# EXERCISE DETAILS:
Comb through the entries for "Taylor" and pull out each line that holds it.

Extracted data entries:
________________
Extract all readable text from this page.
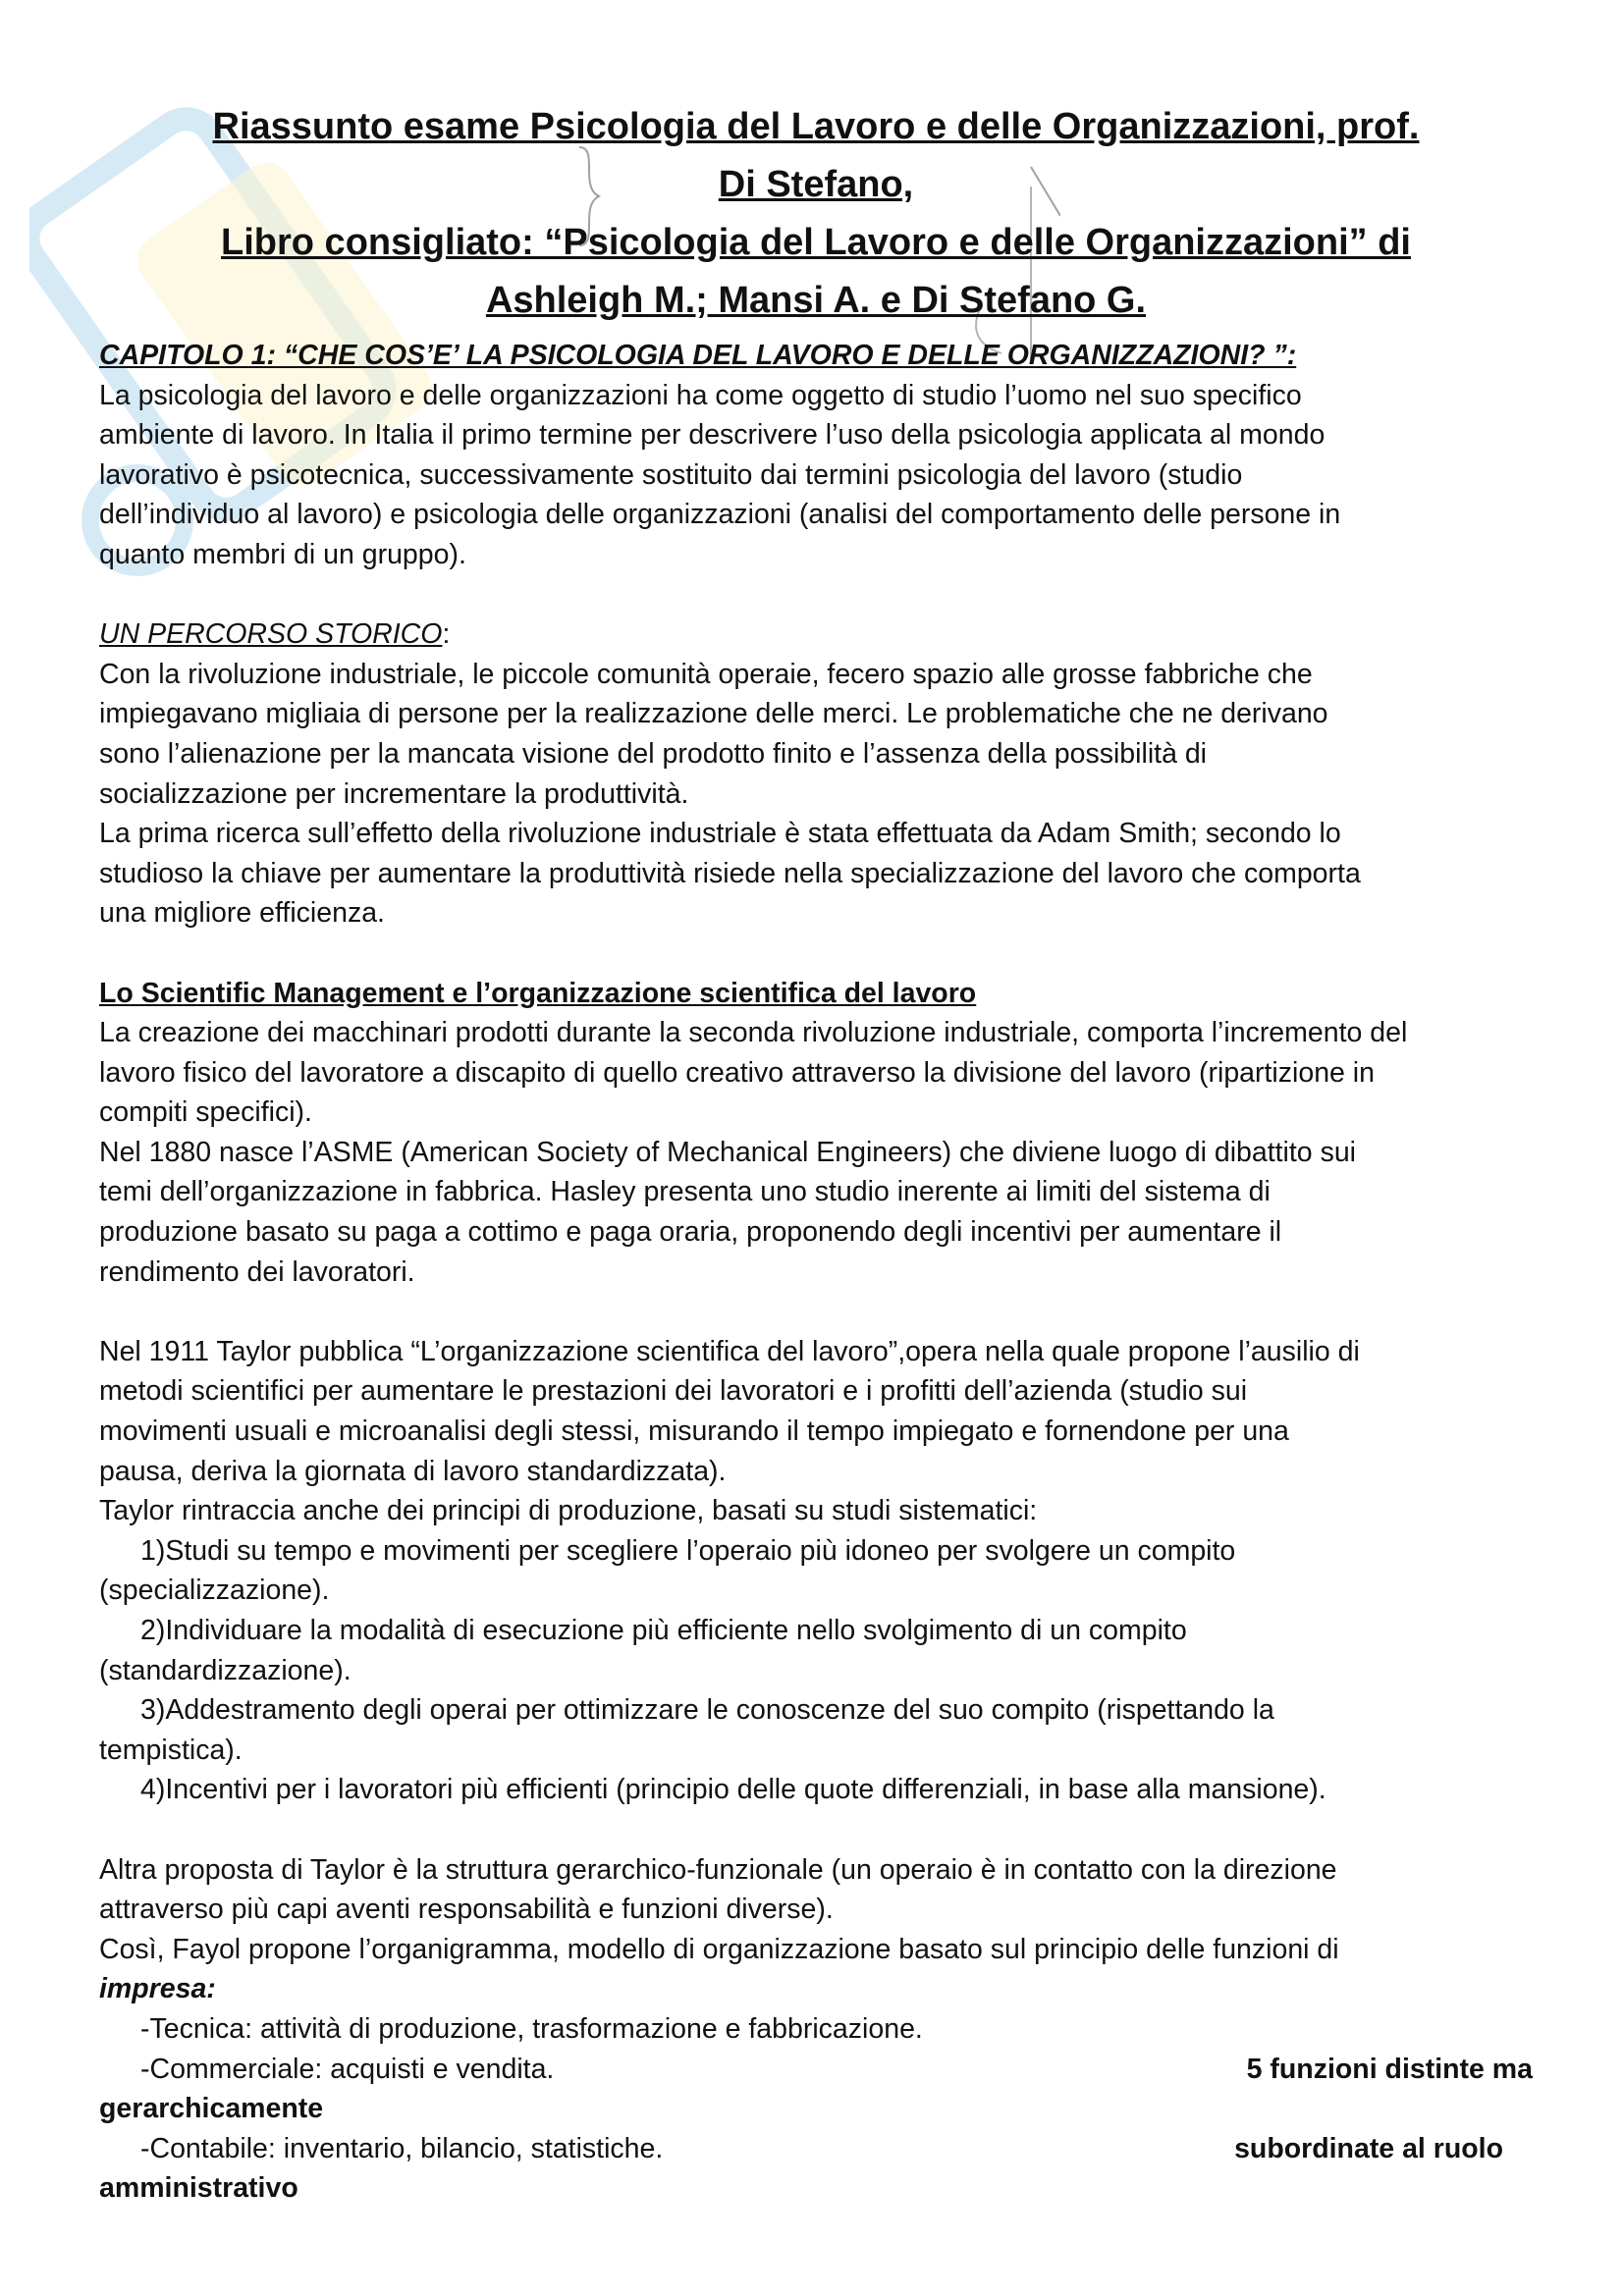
Riassunto esame Psicologia del Lavoro e delle Organizzazioni, prof.
Di Stefano,
Libro consigliato: “Psicologia del Lavoro e delle Organizzazioni” di
Ashleigh M.; Mansi A. e Di Stefano G.

CAPITOLO 1: “CHE COS’E’ LA PSICOLOGIA DEL LAVORO E DELLE ORGANIZZAZIONI? ”:

La psicologia del lavoro e delle organizzazioni ha come oggetto di studio l’uomo nel suo specifico

ambiente di lavoro. In Italia il primo termine per descrivere l’uso della psicologia applicata al mondo

lavorativo è psicotecnica, successivamente sostituito dai termini psicologia del lavoro (studio

dell’individuo al lavoro) e psicologia delle organizzazioni (analisi del comportamento delle persone in

quanto membri di un gruppo).

UN PERCORSO STORICO:

Con la rivoluzione industriale, le piccole comunità operaie, fecero spazio alle grosse fabbriche che

impiegavano migliaia di persone per la realizzazione delle merci. Le problematiche che ne derivano

sono l’alienazione per la mancata visione del prodotto finito e l’assenza della possibilità di

socializzazione per incrementare la produttività.

La prima ricerca sull’effetto della rivoluzione industriale è stata effettuata da Adam Smith; secondo lo

studioso la chiave per aumentare la produttività risiede nella specializzazione del lavoro che comporta

una migliore efficienza.

Lo Scientific Management e l’organizzazione scientifica del lavoro

La creazione dei macchinari prodotti durante la seconda rivoluzione industriale, comporta l’incremento del

lavoro fisico del lavoratore a discapito di quello creativo attraverso la divisione del lavoro (ripartizione in

compiti specifici).

Nel 1880 nasce l’ASME (American Society of Mechanical Engineers) che diviene luogo di dibattito sui

temi dell’organizzazione in fabbrica. Hasley presenta uno studio inerente ai limiti del sistema di

produzione basato su paga a cottimo e paga oraria, proponendo degli incentivi per aumentare il

rendimento dei lavoratori.

Nel 1911 Taylor pubblica “L’organizzazione scientifica del lavoro”,opera nella quale propone l’ausilio di

metodi scientifici per aumentare le prestazioni dei lavoratori e i profitti dell’azienda (studio sui

movimenti usuali e microanalisi degli stessi, misurando il tempo impiegato e fornendone per una

pausa, deriva la giornata di lavoro standardizzata).

Taylor rintraccia anche dei principi di produzione, basati su studi sistematici:

1)Studi su tempo e movimenti per scegliere l’operaio più idoneo per svolgere un compito

(specializzazione).

2)Individuare la modalità di esecuzione più efficiente nello svolgimento di un compito

(standardizzazione).

3)Addestramento degli operai per ottimizzare le conoscenze del suo compito (rispettando la

tempistica).

4)Incentivi per i lavoratori più efficienti (principio delle quote differenziali, in base alla mansione).

Altra proposta di Taylor è la struttura gerarchico-funzionale (un operaio è in contatto con la direzione

attraverso più capi aventi responsabilità e funzioni diverse).

Così, Fayol propone l’organigramma, modello di organizzazione basato sul principio delle funzioni di

impresa:

-Tecnica: attività di produzione, trasformazione e fabbricazione.

-Commerciale: acquisti e vendita.	5 funzioni distinte ma

gerarchicamente

-Contabile: inventario, bilancio, statistiche.	subordinate al ruolo

amministrativo
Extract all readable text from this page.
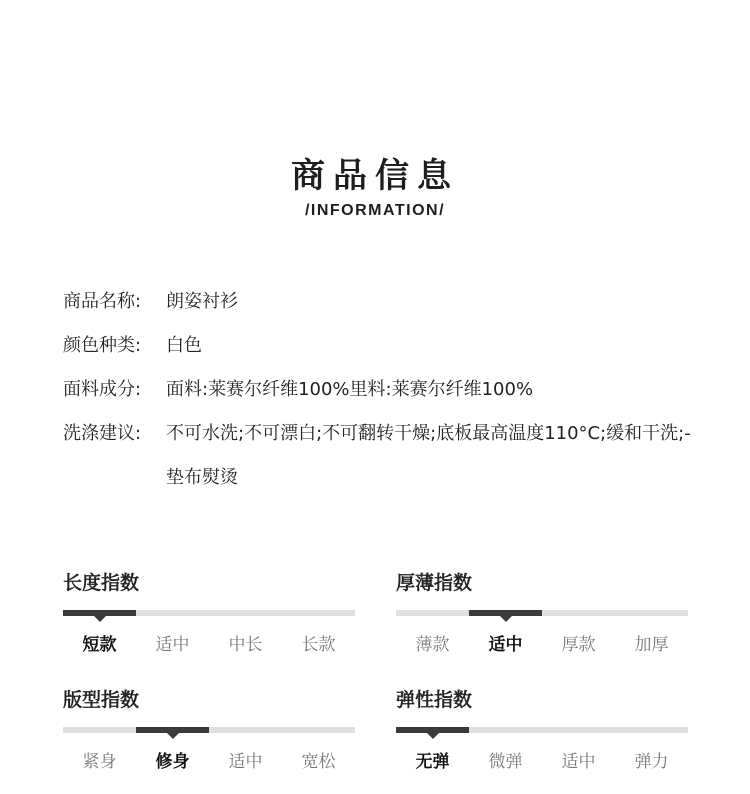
商品信息
/INFORMATION/
商品名称:	朗姿衬衫
颜色种类:	白色
面料成分:	面料:莱赛尔纤维100%里料:莱赛尔纤维100%
洗涤建议:	不可水洗;不可漂白;不可翻转干燥;底板最高温度110°C;缓和干洗;- 垫布熨烫
长度指数
短款	适中	中长	长款
厚薄指数
薄款	适中	厚款	加厚
版型指数
紧身	修身	适中	宽松
弹性指数
无弹	微弹	适中	弹力
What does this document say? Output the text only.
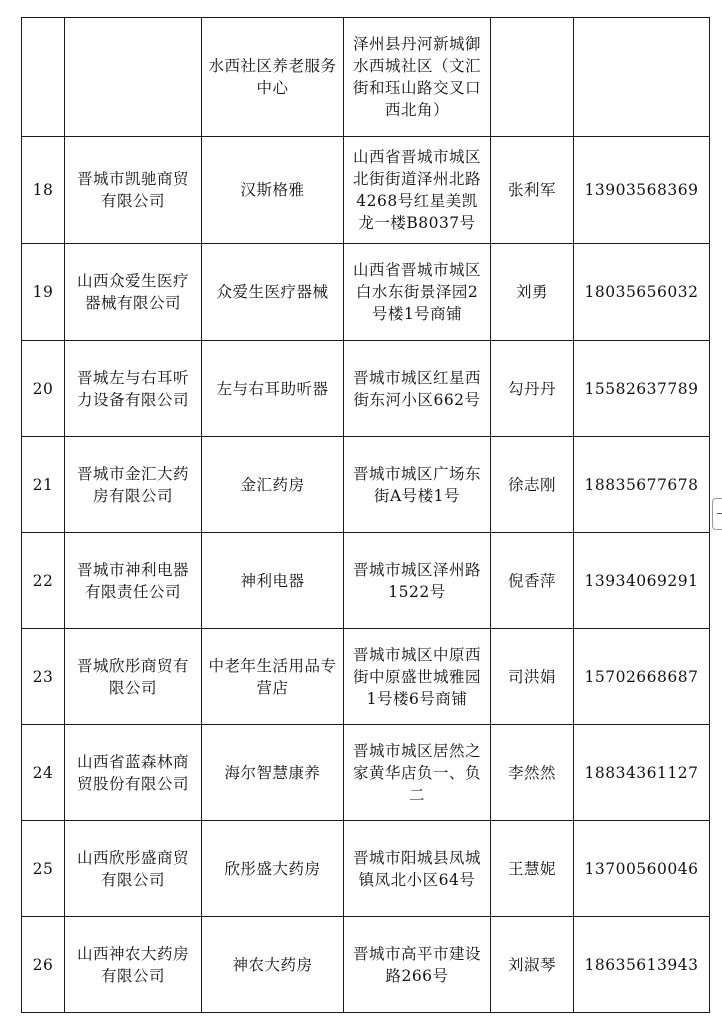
		水西社区养老服务中心	泽州县丹河新城御水西城社区（文汇街和珏山路交叉口西北角）		
18	晋城市凯驰商贸有限公司	汉斯格雅	山西省晋城市城区北街街道泽州北路4268号红星美凯龙一楼B8037号	张利军	13903568369
19	山西众爱生医疗器械有限公司	众爱生医疗器械	山西省晋城市城区白水东街景泽园2号楼1号商铺	刘勇	18035656032
20	晋城左与右耳听力设备有限公司	左与右耳助听器	晋城市城区红星西街东河小区662号	勾丹丹	15582637789
21	晋城市金汇大药房有限公司	金汇药房	晋城市城区广场东街A号楼1号	徐志刚	18835677678
22	晋城市神利电器有限责任公司	神利电器	晋城市城区泽州路1522号	倪香萍	13934069291
23	晋城欣彤商贸有限公司	中老年生活用品专营店	晋城市城区中原西街中原盛世城雅园1号楼6号商铺	司洪娟	15702668687
24	山西省蓝森林商贸股份有限公司	海尔智慧康养	晋城市城区居然之家黄华店负一、负二	李然然	18834361127
25	山西欣彤盛商贸有限公司	欣彤盛大药房	晋城市阳城县凤城镇凤北小区64号	王慧妮	13700560046
26	山西神农大药房有限公司	神农大药房	晋城市高平市建设路266号	刘淑琴	18635613943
________________
# SOLVED PROBLEM:
Nel 1911 Taylor pubblica “L’organizzazione scientifica del lavoro”,opera nella quale propone l’ausilio di
Taylor rintraccia anche dei principi di produzione, basati su studi sistematici:
Altra proposta di Taylor è la struttura gerarchico-funzionale (un operaio è in contatto con la direzione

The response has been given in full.